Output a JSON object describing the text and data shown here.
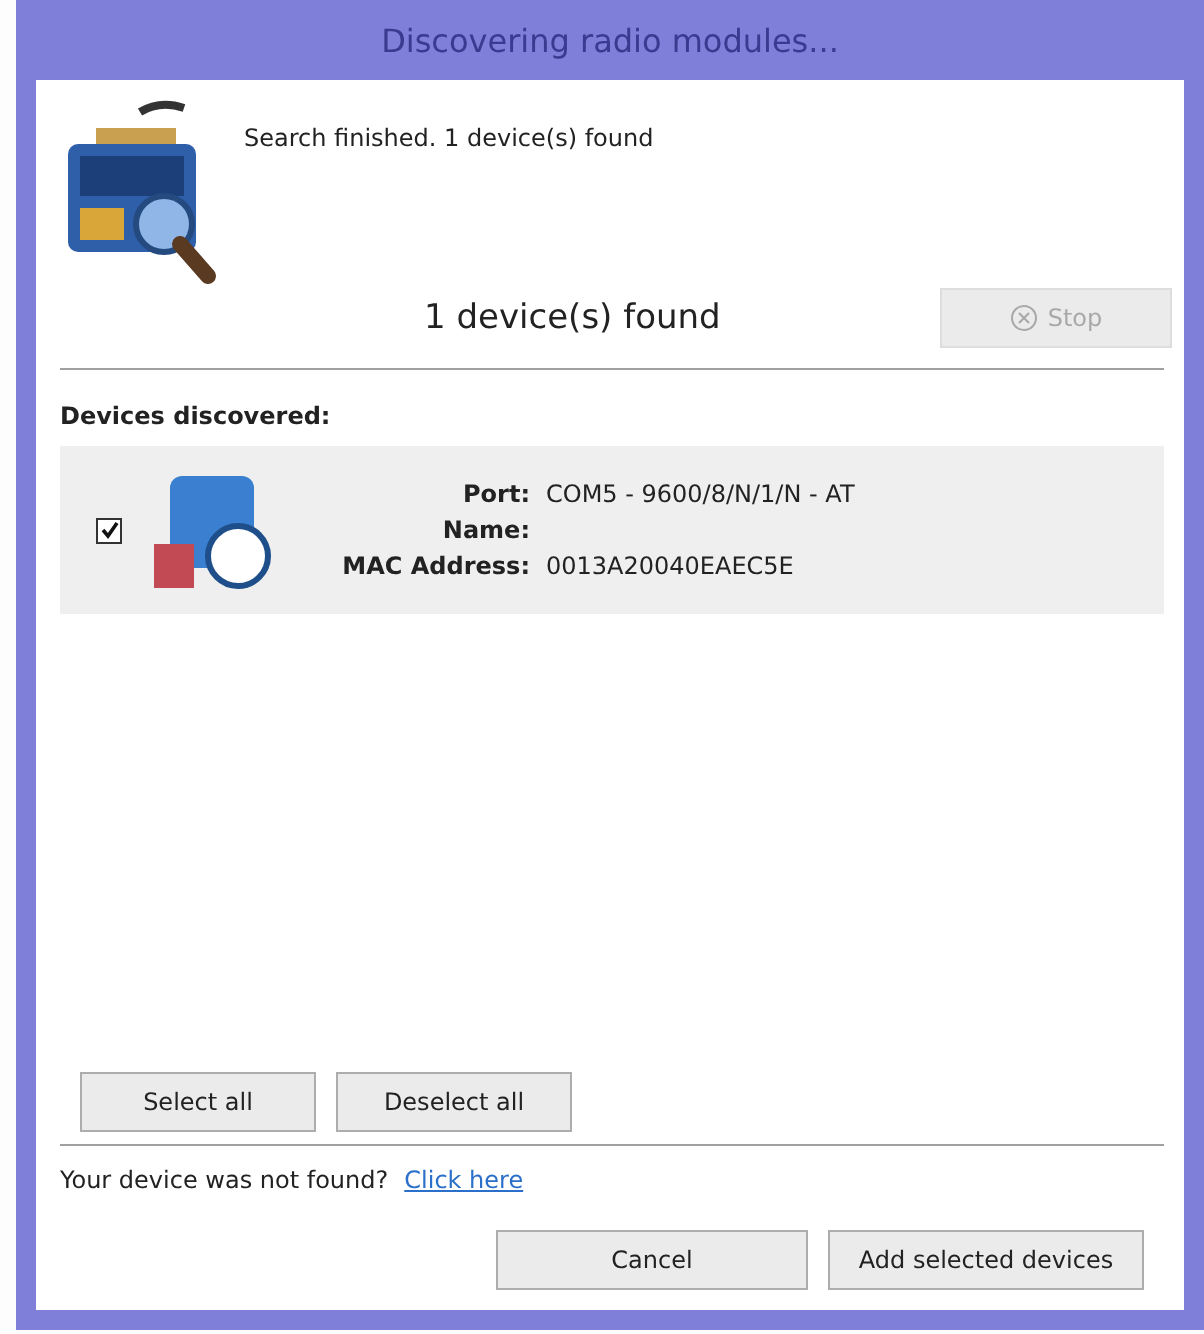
{
  "window": {
    "title": "Discovering radio modules..."
  },
  "status_message": "Search finished. 1 device(s) found",
  "found_count": "1 device(s) found",
  "stop_button": {
    "label": "Stop",
    "disabled": true
  },
  "devices_heading": "Devices discovered:",
  "devices": [
    {
      "checked": true,
      "fields": [
        {
          "label": "Port:",
          "value": "COM5 - 9600/8/N/1/N - AT"
        },
        {
          "label": "Name:"
        },
        {
          "label": "MAC Address:",
          "value": "0013A20040EAEC5E"
        }
      ]
    }
  ],
  "selection_buttons": [
    "Select all",
    "Deselect all"
  ],
  "help": {
    "text": "Your device was not found?",
    "link": "Click here"
  },
  "buttons": [
    "Cancel",
    "Add selected devices"
  ]
}
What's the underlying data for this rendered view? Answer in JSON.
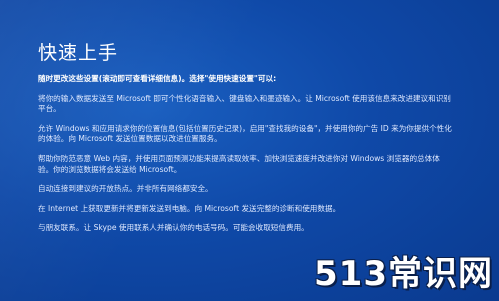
{
  "header": {
    "title": "快速上手"
  },
  "main": {
    "lead": "随时更改这些设置(滚动即可查看详细信息)。选择\"使用快速设置\"可以:",
    "paragraphs": [
      "将你的输入数据发送至 Microsoft 即可个性化语音输入、键盘输入和墨迹输入。让 Microsoft 使用该信息来改进建议和识别平台。",
      "允许 Windows 和应用请求你的位置信息(包括位置历史记录)，启用\"查找我的设备\"，并使用你的广告 ID 来为你提供个性化的体验。向 Microsoft 发送位置数据以改进位置服务。",
      "帮助你防范恶意 Web 内容，并使用页面预测功能来提高读取效率、加快浏览速度并改进你对 Windows 浏览器的总体体验。你的浏览数据将会发送给 Microsoft。",
      "自动连接到建议的开放热点。并非所有网络都安全。",
      "在 Internet 上获取更新并将更新发送到电脑。向 Microsoft 发送完整的诊断和使用数据。",
      "与朋友联系。让 Skype 使用联系人并确认你的电话号码。可能会收取短信费用。"
    ]
  },
  "watermark": {
    "text": "513常识网"
  }
}
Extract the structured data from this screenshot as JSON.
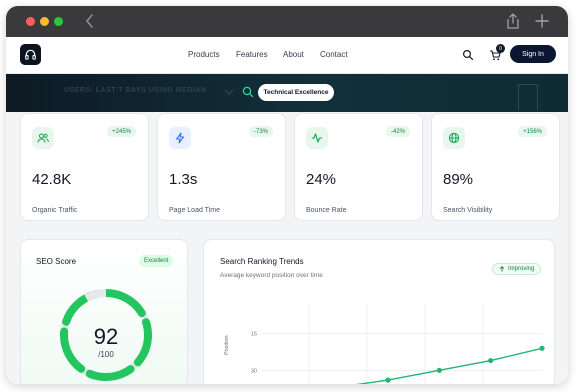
{
  "browser": {
    "back_icon": "chevron-left-icon",
    "share_icon": "share-icon",
    "new_tab_icon": "plus-icon"
  },
  "nav": {
    "logo_icon": "headphones-icon",
    "links": [
      "Products",
      "Features",
      "About",
      "Contact"
    ],
    "cart_count": "0",
    "sign_in": "Sign In"
  },
  "hero": {
    "text": "USERS: LAST 7 DAYS USING MEDIAN",
    "pill": "Technical Excellence"
  },
  "stats": [
    {
      "icon": "users-icon",
      "badge": "+245%",
      "value": "42.8K",
      "label": "Organic Traffic"
    },
    {
      "icon": "lightning-icon",
      "badge": "-73%",
      "value": "1.3s",
      "label": "Page Load Time"
    },
    {
      "icon": "activity-icon",
      "badge": "-42%",
      "value": "24%",
      "label": "Bounce Rate"
    },
    {
      "icon": "globe-icon",
      "badge": "+156%",
      "value": "89%",
      "label": "Search Visibility"
    }
  ],
  "seo": {
    "title": "SEO Score",
    "badge": "Excellent",
    "score": "92",
    "max": "/100",
    "fraction": 0.92
  },
  "ranking": {
    "title": "Search Ranking Trends",
    "subtitle": "Average keyword position over time",
    "badge": "Improving"
  },
  "chart_data": {
    "type": "line",
    "title": "Search Ranking Trends",
    "subtitle": "Average keyword position over time",
    "ylabel": "Position",
    "y_ticks": [
      "15",
      "30"
    ],
    "ylim": [
      0,
      45
    ],
    "y_reversed": true,
    "series": [
      {
        "values": [
          44,
          40,
          37,
          34,
          30,
          26,
          21
        ]
      }
    ],
    "colors": {
      "line": "#22b573",
      "grid": "#e5e7eb"
    }
  },
  "colors": {
    "accent_green": "#22c55e",
    "badge_bg": "#e8f7ee",
    "dark_navy": "#0b1630"
  }
}
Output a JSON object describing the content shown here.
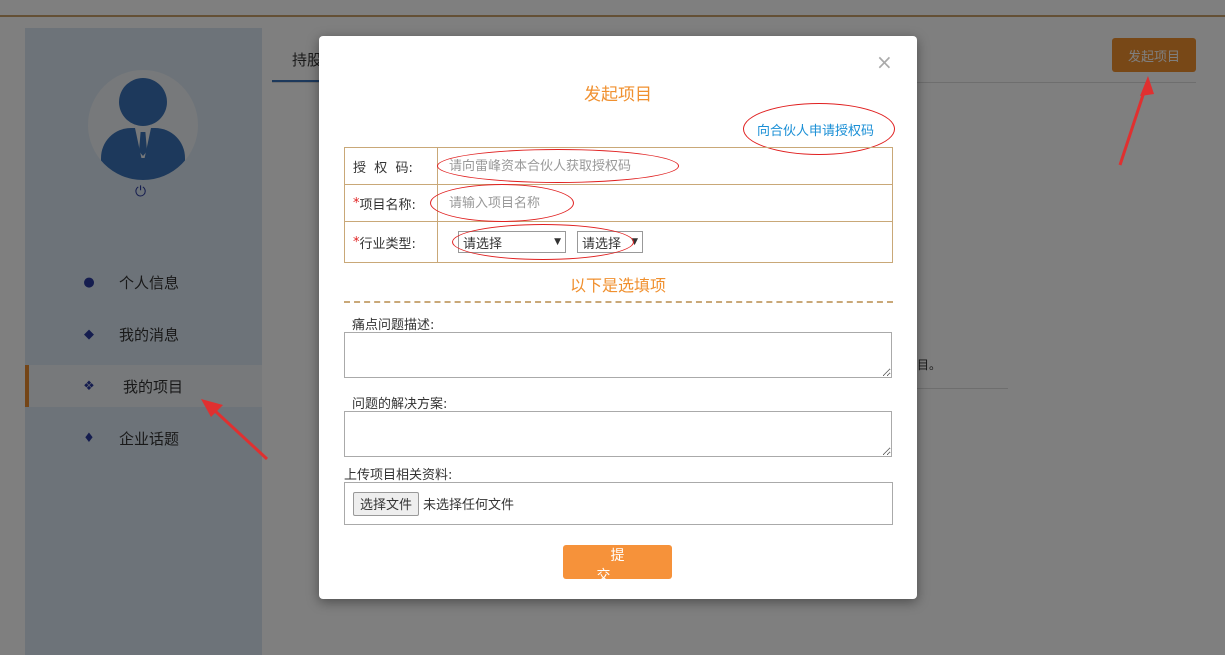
{
  "header": {
    "launch_button": "发起项目"
  },
  "sidebar": {
    "items": [
      {
        "label": "个人信息",
        "icon": "user-icon"
      },
      {
        "label": "我的消息",
        "icon": "comments-icon"
      },
      {
        "label": "我的项目",
        "icon": "cubes-icon",
        "active": true
      },
      {
        "label": "企业话题",
        "icon": "fire-icon"
      }
    ]
  },
  "main": {
    "tab_partial": "持股",
    "list_text": "项目。"
  },
  "modal": {
    "title": "发起项目",
    "close_glyph": "×",
    "apply_link": "向合伙人申请授权码",
    "auth_code_label": "授  权  码:",
    "auth_code_placeholder": "请向雷峰资本合伙人获取授权码",
    "project_name_label": "项目名称:",
    "project_name_placeholder": "请输入项目名称",
    "industry_label": "行业类型:",
    "industry_select_1": "请选择",
    "industry_select_2": "请选择",
    "required_mark": "*",
    "optional_title": "以下是选填项",
    "pain_point_label": "痛点问题描述:",
    "solution_label": "问题的解决方案:",
    "upload_label": "上传项目相关资料:",
    "file_button": "选择文件",
    "file_status": "未选择任何文件",
    "submit": "提交"
  },
  "colors": {
    "accent": "#f0902f",
    "link": "#1a8fd6",
    "annotation": "#e02020"
  }
}
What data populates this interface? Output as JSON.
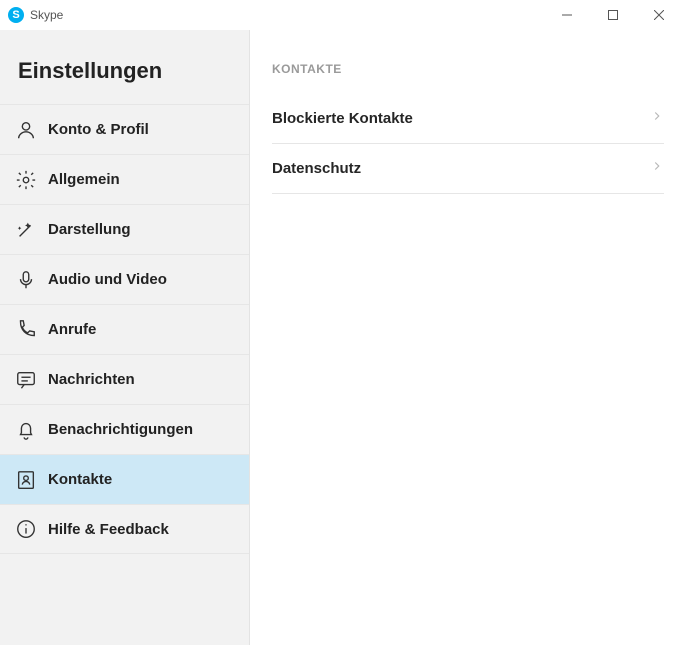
{
  "window": {
    "title": "Skype",
    "logo_letter": "S"
  },
  "sidebar": {
    "heading": "Einstellungen",
    "items": [
      {
        "label": "Konto & Profil"
      },
      {
        "label": "Allgemein"
      },
      {
        "label": "Darstellung"
      },
      {
        "label": "Audio und Video"
      },
      {
        "label": "Anrufe"
      },
      {
        "label": "Nachrichten"
      },
      {
        "label": "Benachrichtigungen"
      },
      {
        "label": "Kontakte"
      },
      {
        "label": "Hilfe & Feedback"
      }
    ]
  },
  "main": {
    "section_title": "KONTAKTE",
    "rows": [
      {
        "label": "Blockierte Kontakte"
      },
      {
        "label": "Datenschutz"
      }
    ]
  }
}
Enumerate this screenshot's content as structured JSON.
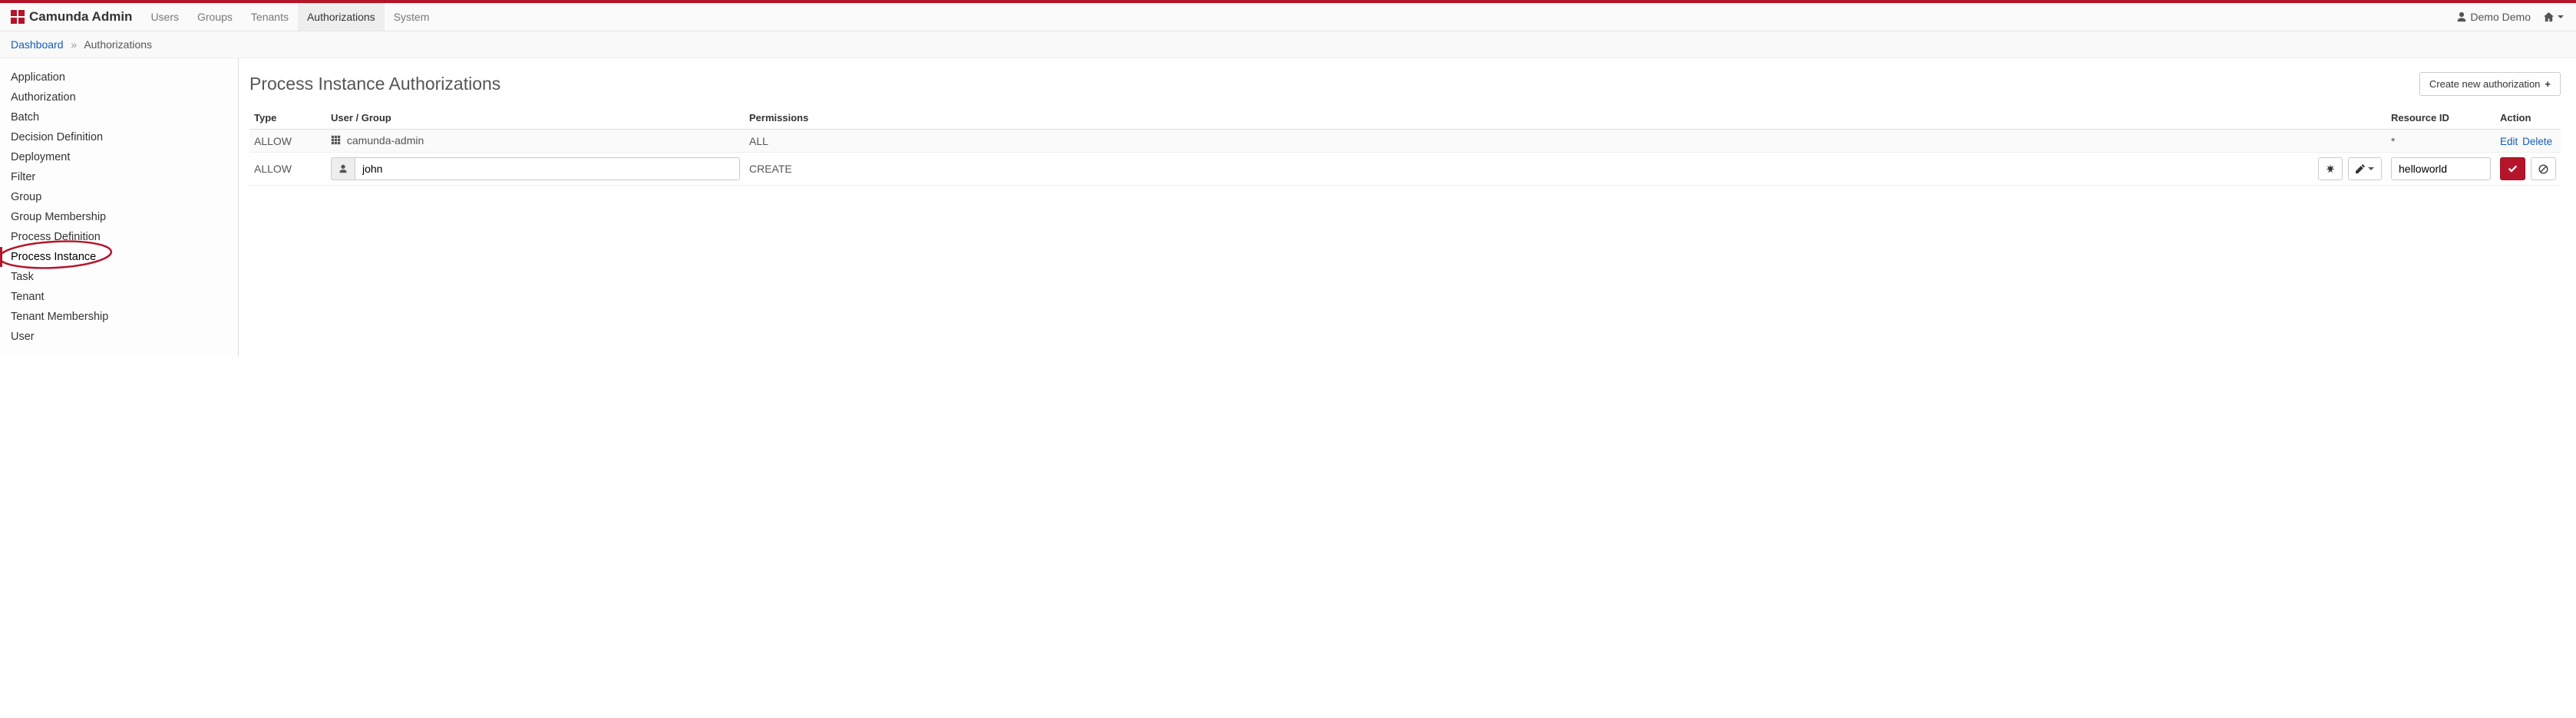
{
  "brand": "Camunda Admin",
  "nav": [
    "Users",
    "Groups",
    "Tenants",
    "Authorizations",
    "System"
  ],
  "active_nav": 3,
  "user_name": "Demo Demo",
  "breadcrumb": {
    "root": "Dashboard",
    "sep": "»",
    "current": "Authorizations"
  },
  "sidebar": {
    "items": [
      "Application",
      "Authorization",
      "Batch",
      "Decision Definition",
      "Deployment",
      "Filter",
      "Group",
      "Group Membership",
      "Process Definition",
      "Process Instance",
      "Task",
      "Tenant",
      "Tenant Membership",
      "User"
    ],
    "active_index": 9
  },
  "page_title": "Process Instance Authorizations",
  "create_button": "Create new authorization",
  "table": {
    "headers": [
      "Type",
      "User / Group",
      "Permissions",
      "Resource ID",
      "Action"
    ],
    "rows": [
      {
        "type": "ALLOW",
        "user_group": "camunda-admin",
        "is_group": true,
        "permissions": "ALL",
        "resource_id": "*",
        "actions": {
          "edit": "Edit",
          "delete": "Delete"
        }
      }
    ],
    "edit_row": {
      "type": "ALLOW",
      "user_value": "john",
      "permissions": "CREATE",
      "resource_value": "helloworld"
    }
  }
}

- _DIRECTIONS_
Output the records above exactly; leave out the pictures.

- _ANSWER TO THE TASK_
Output a JSON object describing the text and data shown here.
{
  "window": {
    "title": "Discovering radio modules..."
  },
  "status_message": "Search finished. 1 device(s) found",
  "found_count": "1 device(s) found",
  "stop_button": {
    "label": "Stop",
    "disabled": true
  },
  "devices_heading": "Devices discovered:",
  "devices": [
    {
      "checked": true,
      "fields": [
        {
          "label": "Port:",
          "value": "COM5 - 9600/8/N/1/N - AT"
        },
        {
          "label": "Name:"
        },
        {
          "label": "MAC Address:",
          "value": "0013A20040EAEC5E"
        }
      ]
    }
  ],
  "selection_buttons": [
    "Select all",
    "Deselect all"
  ],
  "help": {
    "text": "Your device was not found?",
    "link": "Click here"
  },
  "buttons": [
    "Cancel",
    "Add selected devices"
  ]
}
What's the underlying data for this rendered view? Answer in JSON.
{
  "header": {
    "title": "快速上手"
  },
  "main": {
    "lead": "随时更改这些设置(滚动即可查看详细信息)。选择\"使用快速设置\"可以:",
    "paragraphs": [
      "将你的输入数据发送至 Microsoft 即可个性化语音输入、键盘输入和墨迹输入。让 Microsoft 使用该信息来改进建议和识别平台。",
      "允许 Windows 和应用请求你的位置信息(包括位置历史记录)，启用\"查找我的设备\"，并使用你的广告 ID 来为你提供个性化的体验。向 Microsoft 发送位置数据以改进位置服务。",
      "帮助你防范恶意 Web 内容，并使用页面预测功能来提高读取效率、加快浏览速度并改进你对 Windows 浏览器的总体体验。你的浏览数据将会发送给 Microsoft。",
      "自动连接到建议的开放热点。并非所有网络都安全。",
      "在 Internet 上获取更新并将更新发送到电脑。向 Microsoft 发送完整的诊断和使用数据。",
      "与朋友联系。让 Skype 使用联系人并确认你的电话号码。可能会收取短信费用。"
    ]
  },
  "watermark": {
    "text": "513常识网"
  }
}
Extract the structured data from this screenshot as JSON.
{
  "browser": {
    "back_icon": "chevron-left-icon",
    "share_icon": "share-icon",
    "new_tab_icon": "plus-icon"
  },
  "nav": {
    "logo_icon": "headphones-icon",
    "links": [
      "Products",
      "Features",
      "About",
      "Contact"
    ],
    "cart_count": "0",
    "sign_in": "Sign In"
  },
  "hero": {
    "text": "USERS: LAST 7 DAYS USING MEDIAN",
    "pill": "Technical Excellence"
  },
  "stats": [
    {
      "icon": "users-icon",
      "badge": "+245%",
      "value": "42.8K",
      "label": "Organic Traffic"
    },
    {
      "icon": "lightning-icon",
      "badge": "-73%",
      "value": "1.3s",
      "label": "Page Load Time"
    },
    {
      "icon": "activity-icon",
      "badge": "-42%",
      "value": "24%",
      "label": "Bounce Rate"
    },
    {
      "icon": "globe-icon",
      "badge": "+156%",
      "value": "89%",
      "label": "Search Visibility"
    }
  ],
  "seo": {
    "title": "SEO Score",
    "badge": "Excellent",
    "score": "92",
    "max": "/100",
    "fraction": 0.92
  },
  "ranking": {
    "title": "Search Ranking Trends",
    "subtitle": "Average keyword position over time",
    "badge": "Improving"
  },
  "chart_data": {
    "type": "line",
    "title": "Search Ranking Trends",
    "subtitle": "Average keyword position over time",
    "ylabel": "Position",
    "y_ticks": [
      "15",
      "30"
    ],
    "ylim": [
      0,
      45
    ],
    "y_reversed": true,
    "series": [
      {
        "values": [
          44,
          40,
          37,
          34,
          30,
          26,
          21
        ]
      }
    ],
    "colors": {
      "line": "#22b573",
      "grid": "#e5e7eb"
    }
  },
  "colors": {
    "accent_green": "#22c55e",
    "badge_bg": "#e8f7ee",
    "dark_navy": "#0b1630"
  }
}
Output a JSON object describing the content shown here.
{
  "header": {
    "launch_button": "发起项目"
  },
  "sidebar": {
    "items": [
      {
        "label": "个人信息",
        "icon": "user-icon"
      },
      {
        "label": "我的消息",
        "icon": "comments-icon"
      },
      {
        "label": "我的项目",
        "icon": "cubes-icon",
        "active": true
      },
      {
        "label": "企业话题",
        "icon": "fire-icon"
      }
    ]
  },
  "main": {
    "tab_partial": "持股",
    "list_text": "项目。"
  },
  "modal": {
    "title": "发起项目",
    "close_glyph": "×",
    "apply_link": "向合伙人申请授权码",
    "auth_code_label": "授  权  码:",
    "auth_code_placeholder": "请向雷峰资本合伙人获取授权码",
    "project_name_label": "项目名称:",
    "project_name_placeholder": "请输入项目名称",
    "industry_label": "行业类型:",
    "industry_select_1": "请选择",
    "industry_select_2": "请选择",
    "required_mark": "*",
    "optional_title": "以下是选填项",
    "pain_point_label": "痛点问题描述:",
    "solution_label": "问题的解决方案:",
    "upload_label": "上传项目相关资料:",
    "file_button": "选择文件",
    "file_status": "未选择任何文件",
    "submit": "提交"
  },
  "colors": {
    "accent": "#f0902f",
    "link": "#1a8fd6",
    "annotation": "#e02020"
  }
}
What data populates this interface? Output as JSON.
{
  "window": {
    "title": "Skype",
    "logo_letter": "S"
  },
  "sidebar": {
    "heading": "Einstellungen",
    "items": [
      {
        "label": "Konto & Profil"
      },
      {
        "label": "Allgemein"
      },
      {
        "label": "Darstellung"
      },
      {
        "label": "Audio und Video"
      },
      {
        "label": "Anrufe"
      },
      {
        "label": "Nachrichten"
      },
      {
        "label": "Benachrichtigungen"
      },
      {
        "label": "Kontakte"
      },
      {
        "label": "Hilfe & Feedback"
      }
    ]
  },
  "main": {
    "section_title": "KONTAKTE",
    "rows": [
      {
        "label": "Blockierte Kontakte"
      },
      {
        "label": "Datenschutz"
      }
    ]
  }
}
Enumerate this screenshot's content as structured JSON.
{
  "brand": "Camunda Admin",
  "nav": [
    "Users",
    "Groups",
    "Tenants",
    "Authorizations",
    "System"
  ],
  "active_nav": 3,
  "user_name": "Demo Demo",
  "breadcrumb": {
    "root": "Dashboard",
    "sep": "»",
    "current": "Authorizations"
  },
  "sidebar": {
    "items": [
      "Application",
      "Authorization",
      "Batch",
      "Decision Definition",
      "Deployment",
      "Filter",
      "Group",
      "Group Membership",
      "Process Definition",
      "Process Instance",
      "Task",
      "Tenant",
      "Tenant Membership",
      "User"
    ],
    "active_index": 9
  },
  "page_title": "Process Instance Authorizations",
  "create_button": "Create new authorization",
  "table": {
    "headers": [
      "Type",
      "User / Group",
      "Permissions",
      "Resource ID",
      "Action"
    ],
    "rows": [
      {
        "type": "ALLOW",
        "user_group": "camunda-admin",
        "is_group": true,
        "permissions": "ALL",
        "resource_id": "*",
        "actions": {
          "edit": "Edit",
          "delete": "Delete"
        }
      }
    ],
    "edit_row": {
      "type": "ALLOW",
      "user_value": "john",
      "permissions": "CREATE",
      "resource_value": "helloworld"
    }
  }
}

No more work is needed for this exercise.